STATED TASK – Restate all of the entries exactly, dropping any pictures they hold.

•••••

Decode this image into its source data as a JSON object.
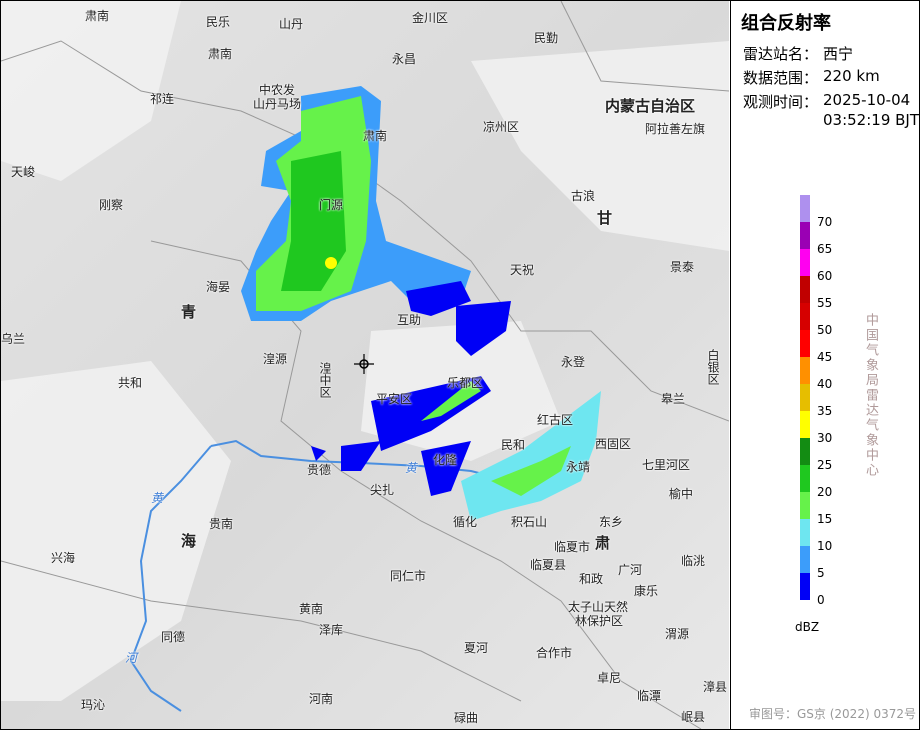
{
  "panel": {
    "title": "组合反射率",
    "info": [
      {
        "label": "雷达站名：",
        "lines": [
          "西宁"
        ]
      },
      {
        "label": "数据范围：",
        "lines": [
          "220 km"
        ]
      },
      {
        "label": "观测时间：",
        "lines": [
          "2025-10-04",
          "03:52:19 BJT"
        ]
      }
    ],
    "legend": {
      "unit": "dBZ",
      "ticks": [
        0,
        5,
        10,
        15,
        20,
        25,
        30,
        35,
        40,
        45,
        50,
        55,
        60,
        65,
        70
      ],
      "colors": [
        "#0000f6",
        "#3c9dfa",
        "#6ee6f0",
        "#66f24a",
        "#1fc81f",
        "#138c13",
        "#ffff00",
        "#e6be00",
        "#ff9000",
        "#ff0000",
        "#d60000",
        "#c00000",
        "#ff00f0",
        "#9a00b4",
        "#ae90ee"
      ]
    },
    "credit": "中国气象局雷达气象中心",
    "approval": "审图号：GS京 (2022) 0372号"
  },
  "map_labels": [
    "肃南",
    "民乐",
    "山丹",
    "金川区",
    "民勤",
    "肃南",
    "永昌",
    "祁连",
    "中农发",
    "山丹马场",
    "内蒙古自治区",
    "凉州区",
    "阿拉善左旗",
    "肃南",
    "天峻",
    "刚察",
    "古浪",
    "甘",
    "门源",
    "天祝",
    "景泰",
    "海晏",
    "青",
    "乌兰",
    "互助",
    "湟源",
    "永登",
    "共和",
    "湟中区",
    "乐都区",
    "白银区",
    "皋兰",
    "平安区",
    "红古区",
    "西固区",
    "七里河区",
    "民和",
    "永靖",
    "榆中",
    "贵德",
    "化隆",
    "尖扎",
    "循化",
    "积石山",
    "东乡",
    "肃",
    "临夏市",
    "海",
    "兴海",
    "贵南",
    "临夏县",
    "同仁市",
    "和政",
    "广河",
    "康乐",
    "临洮",
    "太子山天然",
    "林保护区",
    "泽库",
    "黄南",
    "同德",
    "夏河",
    "合作市",
    "渭源",
    "卓尼",
    "临潭",
    "漳县",
    "河南",
    "玛沁",
    "碌曲",
    "岷县",
    "黄",
    "河",
    "黄"
  ]
}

•••••

TASK RESULT –
Decode this image into its source data as a JSON object.
{
  "panel": {
    "title": "组合反射率",
    "info": [
      {
        "label": "雷达站名：",
        "lines": [
          "西宁"
        ]
      },
      {
        "label": "数据范围：",
        "lines": [
          "220 km"
        ]
      },
      {
        "label": "观测时间：",
        "lines": [
          "2025-10-04",
          "03:52:19 BJT"
        ]
      }
    ],
    "legend": {
      "unit": "dBZ",
      "ticks": [
        0,
        5,
        10,
        15,
        20,
        25,
        30,
        35,
        40,
        45,
        50,
        55,
        60,
        65,
        70
      ],
      "colors": [
        "#0000f6",
        "#3c9dfa",
        "#6ee6f0",
        "#66f24a",
        "#1fc81f",
        "#138c13",
        "#ffff00",
        "#e6be00",
        "#ff9000",
        "#ff0000",
        "#d60000",
        "#c00000",
        "#ff00f0",
        "#9a00b4",
        "#ae90ee"
      ]
    },
    "credit": "中国气象局雷达气象中心",
    "approval": "审图号：GS京 (2022) 0372号"
  },
  "map_labels": [
    "肃南",
    "民乐",
    "山丹",
    "金川区",
    "民勤",
    "肃南",
    "永昌",
    "祁连",
    "中农发",
    "山丹马场",
    "内蒙古自治区",
    "凉州区",
    "阿拉善左旗",
    "肃南",
    "天峻",
    "刚察",
    "古浪",
    "甘",
    "门源",
    "天祝",
    "景泰",
    "海晏",
    "青",
    "乌兰",
    "互助",
    "湟源",
    "永登",
    "共和",
    "湟中区",
    "乐都区",
    "白银区",
    "皋兰",
    "平安区",
    "红古区",
    "西固区",
    "七里河区",
    "民和",
    "永靖",
    "榆中",
    "贵德",
    "化隆",
    "尖扎",
    "循化",
    "积石山",
    "东乡",
    "肃",
    "临夏市",
    "海",
    "兴海",
    "贵南",
    "临夏县",
    "同仁市",
    "和政",
    "广河",
    "康乐",
    "临洮",
    "太子山天然",
    "林保护区",
    "泽库",
    "黄南",
    "同德",
    "夏河",
    "合作市",
    "渭源",
    "卓尼",
    "临潭",
    "漳县",
    "河南",
    "玛沁",
    "碌曲",
    "岷县",
    "黄",
    "河",
    "黄"
  ]
}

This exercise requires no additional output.